### WORK INSTRUCTIONS:
Word for word, print each line of the listing below; pictures stay out.

### DATASET EXTRACT:
══════

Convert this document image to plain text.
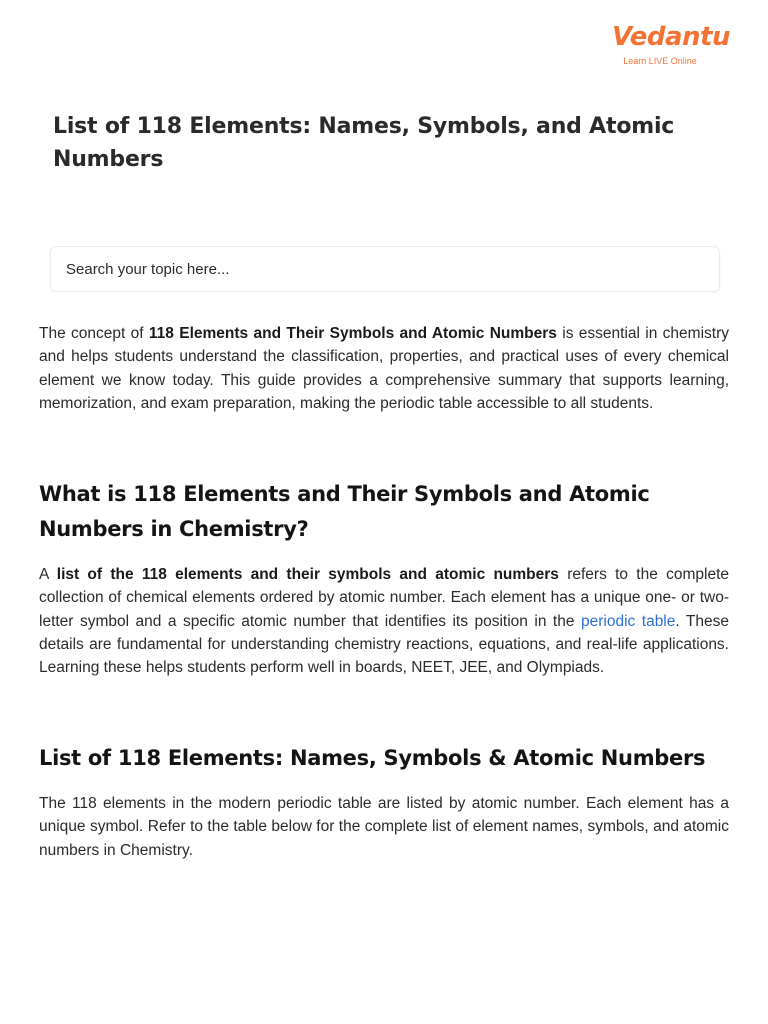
Vedantu
Learn LIVE Online
List of 118 Elements: Names, Symbols, and Atomic Numbers
Search your topic here...

The concept of 118 Elements and Their Symbols and Atomic Numbers is essential in chemistry and helps students understand the classification, properties, and practical uses of every chemical element we know today. This guide provides a comprehensive summary that supports learning, memorization, and exam preparation, making the periodic table accessible to all students.

What is 118 Elements and Their Symbols and Atomic Numbers in Chemistry?

A list of the 118 elements and their symbols and atomic numbers refers to the complete collection of chemical elements ordered by atomic number. Each element has a unique one- or two-letter symbol and a specific atomic number that identifies its position in the periodic table. These details are fundamental for understanding chemistry reactions, equations, and real-life applications. Learning these helps students perform well in boards, NEET, JEE, and Olympiads.

List of 118 Elements: Names, Symbols & Atomic Numbers

The 118 elements in the modern periodic table are listed by atomic number. Each element has a unique symbol. Refer to the table below for the complete list of element names, symbols, and atomic numbers in Chemistry.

══════

### TASK OUTPUT:
Convert this document image to plain text.
Vedantu
Learn LIVE Online
List of 118 Elements: Names, Symbols, and Atomic Numbers
Search your topic here...

The concept of 118 Elements and Their Symbols and Atomic Numbers is essential in chemistry and helps students understand the classification, properties, and practical uses of every chemical element we know today. This guide provides a comprehensive summary that supports learning, memorization, and exam preparation, making the periodic table accessible to all students.

What is 118 Elements and Their Symbols and Atomic Numbers in Chemistry?

A list of the 118 elements and their symbols and atomic numbers refers to the complete collection of chemical elements ordered by atomic number. Each element has a unique one- or two-letter symbol and a specific atomic number that identifies its position in the periodic table. These details are fundamental for understanding chemistry reactions, equations, and real-life applications. Learning these helps students perform well in boards, NEET, JEE, and Olympiads.

List of 118 Elements: Names, Symbols & Atomic Numbers

The 118 elements in the modern periodic table are listed by atomic number. Each element has a unique symbol. Refer to the table below for the complete list of element names, symbols, and atomic numbers in Chemistry.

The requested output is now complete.